*Stated exercise*
Transcribe each entry below exactly. Pictures do not go in the copy.

Dataset excerpt
┌──

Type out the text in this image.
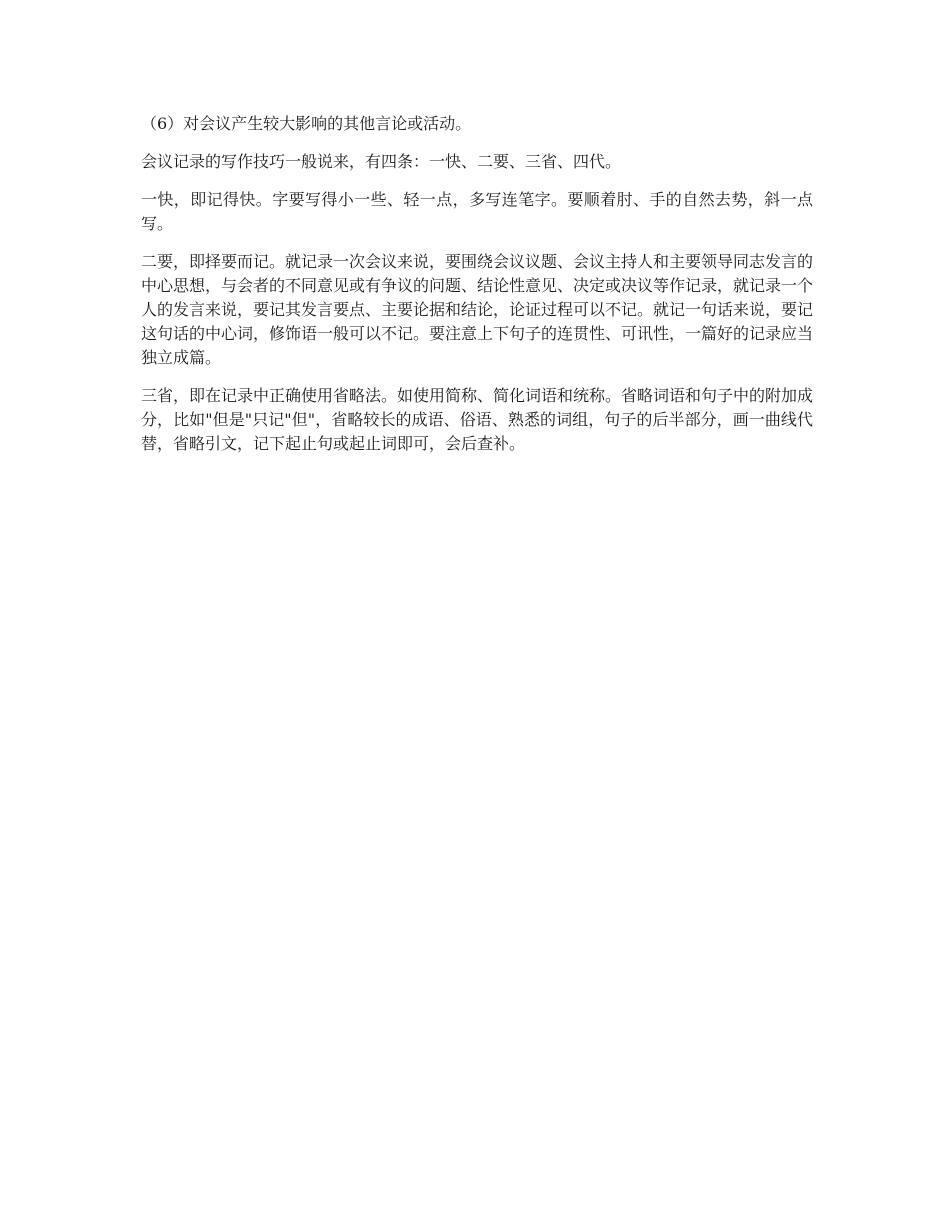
（6）对会议产生较大影响的其他言论或活动。

会议记录的写作技巧一般说来，有四条：一快、二要、三省、四代。

一快，即记得快。字要写得小一些、轻一点，多写连笔字。要顺着肘、手的自然去势，斜一点写。

二要，即择要而记。就记录一次会议来说，要围绕会议议题、会议主持人和主要领导同志发言的中心思想，与会者的不同意见或有争议的问题、结论性意见、决定或决议等作记录，就记录一个人的发言来说，要记其发言要点、主要论据和结论，论证过程可以不记。就记一句话来说，要记这句话的中心词，修饰语一般可以不记。要注意上下句子的连贯性、可讯性，一篇好的记录应当独立成篇。

三省，即在记录中正确使用省略法。如使用简称、简化词语和统称。省略词语和句子中的附加成分，比如"但是"只记"但"，省略较长的成语、俗语、熟悉的词组，句子的后半部分，画一曲线代替，省略引文，记下起止句或起止词即可，会后查补。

└──

*Task answer*
Type out the text in this image.
（6）对会议产生较大影响的其他言论或活动。

会议记录的写作技巧一般说来，有四条：一快、二要、三省、四代。

一快，即记得快。字要写得小一些、轻一点，多写连笔字。要顺着肘、手的自然去势，斜一点写。

二要，即择要而记。就记录一次会议来说，要围绕会议议题、会议主持人和主要领导同志发言的中心思想，与会者的不同意见或有争议的问题、结论性意见、决定或决议等作记录，就记录一个人的发言来说，要记其发言要点、主要论据和结论，论证过程可以不记。就记一句话来说，要记这句话的中心词，修饰语一般可以不记。要注意上下句子的连贯性、可讯性，一篇好的记录应当独立成篇。

三省，即在记录中正确使用省略法。如使用简称、简化词语和统称。省略词语和句子中的附加成分，比如"但是"只记"但"，省略较长的成语、俗语、熟悉的词组，句子的后半部分，画一曲线代替，省略引文，记下起止句或起止词即可，会后查补。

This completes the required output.